_EXERCISE TASK_: All of the material below is to be retyped exactly.

[Extracts from a graphics dataset]
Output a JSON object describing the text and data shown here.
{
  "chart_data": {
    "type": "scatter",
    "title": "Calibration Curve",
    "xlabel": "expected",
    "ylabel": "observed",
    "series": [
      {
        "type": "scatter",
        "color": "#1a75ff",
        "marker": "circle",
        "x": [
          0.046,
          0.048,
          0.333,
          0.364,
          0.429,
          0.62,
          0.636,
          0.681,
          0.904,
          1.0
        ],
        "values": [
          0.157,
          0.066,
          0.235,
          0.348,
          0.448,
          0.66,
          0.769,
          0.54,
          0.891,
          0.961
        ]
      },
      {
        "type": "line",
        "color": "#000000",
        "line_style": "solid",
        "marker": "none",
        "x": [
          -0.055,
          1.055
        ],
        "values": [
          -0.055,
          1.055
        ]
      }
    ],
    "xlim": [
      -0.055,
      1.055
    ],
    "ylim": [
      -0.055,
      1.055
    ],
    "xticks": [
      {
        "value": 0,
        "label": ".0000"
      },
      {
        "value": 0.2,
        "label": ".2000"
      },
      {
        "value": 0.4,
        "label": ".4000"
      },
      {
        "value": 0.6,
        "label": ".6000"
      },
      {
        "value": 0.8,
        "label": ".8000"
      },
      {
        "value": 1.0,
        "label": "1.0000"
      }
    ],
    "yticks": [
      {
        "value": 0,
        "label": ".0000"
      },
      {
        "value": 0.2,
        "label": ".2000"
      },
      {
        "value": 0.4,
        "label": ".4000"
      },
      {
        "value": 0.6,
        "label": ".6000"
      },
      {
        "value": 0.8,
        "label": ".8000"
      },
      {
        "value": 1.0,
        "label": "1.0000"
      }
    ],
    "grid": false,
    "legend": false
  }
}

_THE SOLUTION_:
Output a JSON object describing the text and data shown here.
{
  "chart_data": {
    "type": "scatter",
    "title": "Calibration Curve",
    "xlabel": "expected",
    "ylabel": "observed",
    "series": [
      {
        "type": "scatter",
        "color": "#1a75ff",
        "marker": "circle",
        "x": [
          0.046,
          0.048,
          0.333,
          0.364,
          0.429,
          0.62,
          0.636,
          0.681,
          0.904,
          1.0
        ],
        "values": [
          0.157,
          0.066,
          0.235,
          0.348,
          0.448,
          0.66,
          0.769,
          0.54,
          0.891,
          0.961
        ]
      },
      {
        "type": "line",
        "color": "#000000",
        "line_style": "solid",
        "marker": "none",
        "x": [
          -0.055,
          1.055
        ],
        "values": [
          -0.055,
          1.055
        ]
      }
    ],
    "xlim": [
      -0.055,
      1.055
    ],
    "ylim": [
      -0.055,
      1.055
    ],
    "xticks": [
      {
        "value": 0,
        "label": ".0000"
      },
      {
        "value": 0.2,
        "label": ".2000"
      },
      {
        "value": 0.4,
        "label": ".4000"
      },
      {
        "value": 0.6,
        "label": ".6000"
      },
      {
        "value": 0.8,
        "label": ".8000"
      },
      {
        "value": 1.0,
        "label": "1.0000"
      }
    ],
    "yticks": [
      {
        "value": 0,
        "label": ".0000"
      },
      {
        "value": 0.2,
        "label": ".2000"
      },
      {
        "value": 0.4,
        "label": ".4000"
      },
      {
        "value": 0.6,
        "label": ".6000"
      },
      {
        "value": 0.8,
        "label": ".8000"
      },
      {
        "value": 1.0,
        "label": "1.0000"
      }
    ],
    "grid": false,
    "legend": false
  }
}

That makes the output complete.